= What to do =
Give the lines of the records below as a numbered list, starting at the line that contains "350, 517, 378]" and ending at the line that contains "392, 309, 411]". Leave out any blank lines.

= Excerpted data =
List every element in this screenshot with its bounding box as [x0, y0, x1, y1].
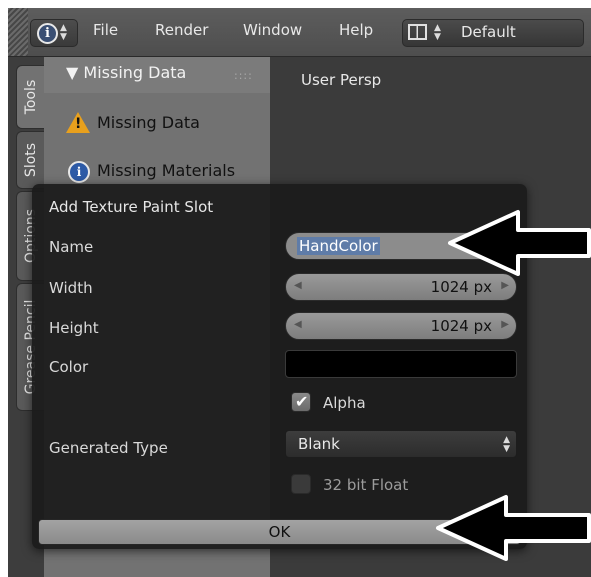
color-swatch[interactable]	[285, 350, 517, 378]
menu-file[interactable]: File	[93, 21, 118, 39]
tab-label: Slots	[22, 142, 39, 178]
top-header: i ▲ ▼ File Render Window Help ▲ ▼ Default	[8, 8, 591, 57]
checkmark-icon: ✔	[295, 392, 309, 411]
viewport-perspective-label: User Persp	[301, 71, 382, 89]
missing-materials-label: Missing Materials	[97, 161, 236, 180]
area-split-handle[interactable]	[8, 8, 28, 56]
updown-arrows-icon: ▲ ▼	[434, 23, 441, 42]
alpha-checkbox[interactable]: ✔	[291, 392, 311, 412]
panel-title: ▼ Missing Data	[66, 63, 187, 82]
dialog-title: Add Texture Paint Slot	[49, 198, 214, 216]
increment-arrow-icon[interactable]: ▶	[501, 280, 509, 291]
ok-label: OK	[268, 523, 291, 541]
warning-icon	[66, 112, 90, 133]
info-icon: i	[37, 23, 58, 44]
layout-name: Default	[461, 23, 516, 41]
width-value: 1024 px	[430, 278, 492, 296]
annotation-arrow-ok-icon	[436, 495, 591, 561]
increment-arrow-icon[interactable]: ▶	[501, 319, 509, 330]
menu-render[interactable]: Render	[155, 21, 208, 39]
layout-icon	[408, 24, 427, 40]
blender-window: i ▲ ▼ File Render Window Help ▲ ▼ Default …	[8, 8, 591, 577]
menu-window[interactable]: Window	[243, 21, 302, 39]
panel-header-missing-data[interactable]: ▼ Missing Data ::::	[44, 57, 270, 93]
32bit-float-label: 32 bit Float	[323, 476, 409, 494]
name-input-value: HandColor	[297, 237, 380, 255]
annotation-arrow-name-icon	[448, 210, 591, 276]
height-label: Height	[49, 319, 99, 337]
32bit-float-checkbox[interactable]	[291, 474, 311, 494]
drag-grip-icon[interactable]: ::::	[234, 69, 253, 82]
name-label: Name	[49, 238, 94, 256]
generated-type-dropdown[interactable]: Blank ▲ ▼	[285, 430, 517, 458]
info-icon: i	[68, 161, 90, 183]
screen-layout-selector[interactable]: ▲ ▼ Default	[402, 19, 584, 47]
generated-type-label: Generated Type	[49, 439, 168, 457]
height-field[interactable]: ◀ 1024 px ▶	[285, 312, 517, 340]
tab-slots[interactable]: Slots	[16, 131, 44, 189]
decrement-arrow-icon[interactable]: ◀	[294, 280, 302, 291]
updown-arrows-icon: ▲ ▼	[503, 435, 510, 454]
height-value: 1024 px	[430, 317, 492, 335]
updown-arrows-icon: ▲ ▼	[60, 23, 67, 42]
tab-label: Tools	[22, 79, 39, 115]
tab-tools[interactable]: Tools	[16, 65, 44, 129]
alpha-label: Alpha	[323, 394, 366, 412]
missing-data-label: Missing Data	[97, 113, 200, 132]
menu-help[interactable]: Help	[339, 21, 373, 39]
decrement-arrow-icon[interactable]: ◀	[294, 319, 302, 330]
editor-type-button[interactable]: i ▲ ▼	[30, 19, 78, 47]
color-label: Color	[49, 358, 89, 376]
width-label: Width	[49, 279, 93, 297]
generated-type-value: Blank	[298, 435, 340, 453]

= Final answer =
1. color-swatch[interactable]	[285, 350, 517, 378]
2. menu-file[interactable]: File	[93, 21, 118, 39]
3. tab-label: Slots	[22, 142, 39, 178]
4. top-header: i ▲ ▼ File Render Window Help ▲ ▼ Default	[8, 8, 591, 57]
5. checkmark-icon: ✔	[295, 392, 309, 411]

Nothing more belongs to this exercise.